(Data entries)
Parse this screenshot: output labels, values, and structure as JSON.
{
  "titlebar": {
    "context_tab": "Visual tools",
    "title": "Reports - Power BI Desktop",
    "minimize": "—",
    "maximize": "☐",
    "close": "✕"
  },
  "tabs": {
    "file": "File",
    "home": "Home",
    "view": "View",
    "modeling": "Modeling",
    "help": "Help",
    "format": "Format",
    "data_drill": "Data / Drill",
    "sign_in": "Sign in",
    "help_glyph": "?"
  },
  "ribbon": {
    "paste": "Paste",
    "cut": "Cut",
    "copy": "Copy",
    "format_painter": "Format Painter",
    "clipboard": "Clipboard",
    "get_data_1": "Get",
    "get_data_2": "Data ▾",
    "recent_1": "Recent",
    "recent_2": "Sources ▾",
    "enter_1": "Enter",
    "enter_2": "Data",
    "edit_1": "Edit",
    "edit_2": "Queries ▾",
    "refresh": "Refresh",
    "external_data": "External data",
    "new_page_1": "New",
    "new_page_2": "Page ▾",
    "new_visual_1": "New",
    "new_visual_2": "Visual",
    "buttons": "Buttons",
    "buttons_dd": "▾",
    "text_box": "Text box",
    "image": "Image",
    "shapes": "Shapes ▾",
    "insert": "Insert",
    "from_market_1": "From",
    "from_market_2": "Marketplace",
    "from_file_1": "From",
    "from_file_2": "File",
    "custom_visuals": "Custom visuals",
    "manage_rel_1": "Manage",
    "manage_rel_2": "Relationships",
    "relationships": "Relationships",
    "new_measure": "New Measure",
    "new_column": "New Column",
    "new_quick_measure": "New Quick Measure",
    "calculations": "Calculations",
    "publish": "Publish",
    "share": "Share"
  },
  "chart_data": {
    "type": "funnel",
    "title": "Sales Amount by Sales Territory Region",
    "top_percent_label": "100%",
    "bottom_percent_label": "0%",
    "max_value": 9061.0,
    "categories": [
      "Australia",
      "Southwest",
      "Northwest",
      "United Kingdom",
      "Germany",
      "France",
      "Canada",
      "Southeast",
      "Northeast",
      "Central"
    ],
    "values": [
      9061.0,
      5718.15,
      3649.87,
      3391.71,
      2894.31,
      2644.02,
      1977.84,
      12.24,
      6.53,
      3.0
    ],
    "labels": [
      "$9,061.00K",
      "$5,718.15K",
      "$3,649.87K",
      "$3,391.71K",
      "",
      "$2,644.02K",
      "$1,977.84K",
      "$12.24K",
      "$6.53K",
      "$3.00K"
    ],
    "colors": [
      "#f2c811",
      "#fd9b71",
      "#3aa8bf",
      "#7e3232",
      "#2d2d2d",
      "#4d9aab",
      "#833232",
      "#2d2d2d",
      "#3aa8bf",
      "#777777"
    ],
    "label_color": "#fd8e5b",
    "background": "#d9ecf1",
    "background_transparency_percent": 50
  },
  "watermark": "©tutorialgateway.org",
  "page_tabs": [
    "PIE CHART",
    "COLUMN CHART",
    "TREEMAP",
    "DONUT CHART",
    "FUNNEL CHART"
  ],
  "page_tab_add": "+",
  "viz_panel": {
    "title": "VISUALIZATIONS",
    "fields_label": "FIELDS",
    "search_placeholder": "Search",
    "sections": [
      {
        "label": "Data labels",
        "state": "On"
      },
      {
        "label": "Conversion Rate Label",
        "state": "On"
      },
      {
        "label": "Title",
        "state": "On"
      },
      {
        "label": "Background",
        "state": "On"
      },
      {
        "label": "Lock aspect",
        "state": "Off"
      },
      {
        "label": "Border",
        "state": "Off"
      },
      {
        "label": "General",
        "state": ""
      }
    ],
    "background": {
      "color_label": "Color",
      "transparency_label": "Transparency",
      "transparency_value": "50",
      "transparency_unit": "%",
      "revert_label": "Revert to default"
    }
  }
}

Problem statement =
Recopy the entries above exactly, with every line included.

Complete response =
Parse this screenshot: output labels, values, and structure as JSON.
{
  "titlebar": {
    "context_tab": "Visual tools",
    "title": "Reports - Power BI Desktop",
    "minimize": "—",
    "maximize": "☐",
    "close": "✕"
  },
  "tabs": {
    "file": "File",
    "home": "Home",
    "view": "View",
    "modeling": "Modeling",
    "help": "Help",
    "format": "Format",
    "data_drill": "Data / Drill",
    "sign_in": "Sign in",
    "help_glyph": "?"
  },
  "ribbon": {
    "paste": "Paste",
    "cut": "Cut",
    "copy": "Copy",
    "format_painter": "Format Painter",
    "clipboard": "Clipboard",
    "get_data_1": "Get",
    "get_data_2": "Data ▾",
    "recent_1": "Recent",
    "recent_2": "Sources ▾",
    "enter_1": "Enter",
    "enter_2": "Data",
    "edit_1": "Edit",
    "edit_2": "Queries ▾",
    "refresh": "Refresh",
    "external_data": "External data",
    "new_page_1": "New",
    "new_page_2": "Page ▾",
    "new_visual_1": "New",
    "new_visual_2": "Visual",
    "buttons": "Buttons",
    "buttons_dd": "▾",
    "text_box": "Text box",
    "image": "Image",
    "shapes": "Shapes ▾",
    "insert": "Insert",
    "from_market_1": "From",
    "from_market_2": "Marketplace",
    "from_file_1": "From",
    "from_file_2": "File",
    "custom_visuals": "Custom visuals",
    "manage_rel_1": "Manage",
    "manage_rel_2": "Relationships",
    "relationships": "Relationships",
    "new_measure": "New Measure",
    "new_column": "New Column",
    "new_quick_measure": "New Quick Measure",
    "calculations": "Calculations",
    "publish": "Publish",
    "share": "Share"
  },
  "chart_data": {
    "type": "funnel",
    "title": "Sales Amount by Sales Territory Region",
    "top_percent_label": "100%",
    "bottom_percent_label": "0%",
    "max_value": 9061.0,
    "categories": [
      "Australia",
      "Southwest",
      "Northwest",
      "United Kingdom",
      "Germany",
      "France",
      "Canada",
      "Southeast",
      "Northeast",
      "Central"
    ],
    "values": [
      9061.0,
      5718.15,
      3649.87,
      3391.71,
      2894.31,
      2644.02,
      1977.84,
      12.24,
      6.53,
      3.0
    ],
    "labels": [
      "$9,061.00K",
      "$5,718.15K",
      "$3,649.87K",
      "$3,391.71K",
      "",
      "$2,644.02K",
      "$1,977.84K",
      "$12.24K",
      "$6.53K",
      "$3.00K"
    ],
    "colors": [
      "#f2c811",
      "#fd9b71",
      "#3aa8bf",
      "#7e3232",
      "#2d2d2d",
      "#4d9aab",
      "#833232",
      "#2d2d2d",
      "#3aa8bf",
      "#777777"
    ],
    "label_color": "#fd8e5b",
    "background": "#d9ecf1",
    "background_transparency_percent": 50
  },
  "watermark": "©tutorialgateway.org",
  "page_tabs": [
    "PIE CHART",
    "COLUMN CHART",
    "TREEMAP",
    "DONUT CHART",
    "FUNNEL CHART"
  ],
  "page_tab_add": "+",
  "viz_panel": {
    "title": "VISUALIZATIONS",
    "fields_label": "FIELDS",
    "search_placeholder": "Search",
    "sections": [
      {
        "label": "Data labels",
        "state": "On"
      },
      {
        "label": "Conversion Rate Label",
        "state": "On"
      },
      {
        "label": "Title",
        "state": "On"
      },
      {
        "label": "Background",
        "state": "On"
      },
      {
        "label": "Lock aspect",
        "state": "Off"
      },
      {
        "label": "Border",
        "state": "Off"
      },
      {
        "label": "General",
        "state": ""
      }
    ],
    "background": {
      "color_label": "Color",
      "transparency_label": "Transparency",
      "transparency_value": "50",
      "transparency_unit": "%",
      "revert_label": "Revert to default"
    }
  }
}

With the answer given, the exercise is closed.